(Data excerpts)

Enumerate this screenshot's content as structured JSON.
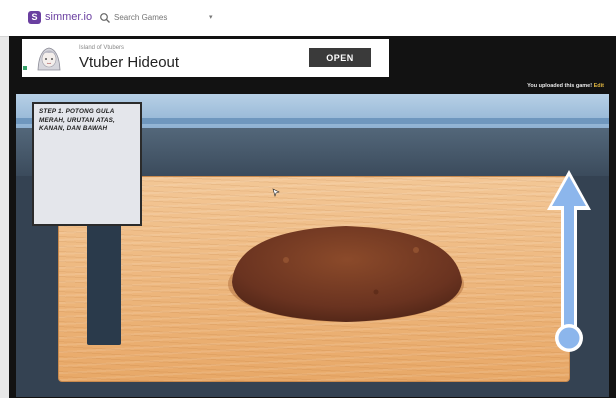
{
  "topbar": {
    "logo_letter": "S",
    "logo_text": "simmer.io",
    "search_placeholder": "Search Games",
    "search_icon": "search-icon",
    "caret": "▾"
  },
  "ad": {
    "subtitle": "Island of Vtubers",
    "title": "Vtuber Hideout",
    "open_label": "OPEN"
  },
  "upload_note": {
    "text": "You uploaded this game!",
    "edit_label": "Edit"
  },
  "game": {
    "instruction": "STEP 1.     POTONG GULA MERAH, URUTAN ATAS, KANAN, DAN BAWAH",
    "colors": {
      "board": "#e8a867",
      "cake": "#7a3c1e",
      "arrow": "#8cb6ec",
      "wall": "#3b4b5c"
    }
  }
}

→ **Instructions to follow**: Reproduce each record from above exactly; pictures do not belong in the copy.

→ **Final result**:
Enumerate this screenshot's content as structured JSON.
{
  "topbar": {
    "logo_letter": "S",
    "logo_text": "simmer.io",
    "search_placeholder": "Search Games",
    "search_icon": "search-icon",
    "caret": "▾"
  },
  "ad": {
    "subtitle": "Island of Vtubers",
    "title": "Vtuber Hideout",
    "open_label": "OPEN"
  },
  "upload_note": {
    "text": "You uploaded this game!",
    "edit_label": "Edit"
  },
  "game": {
    "instruction": "STEP 1.     POTONG GULA MERAH, URUTAN ATAS, KANAN, DAN BAWAH",
    "colors": {
      "board": "#e8a867",
      "cake": "#7a3c1e",
      "arrow": "#8cb6ec",
      "wall": "#3b4b5c"
    }
  }
}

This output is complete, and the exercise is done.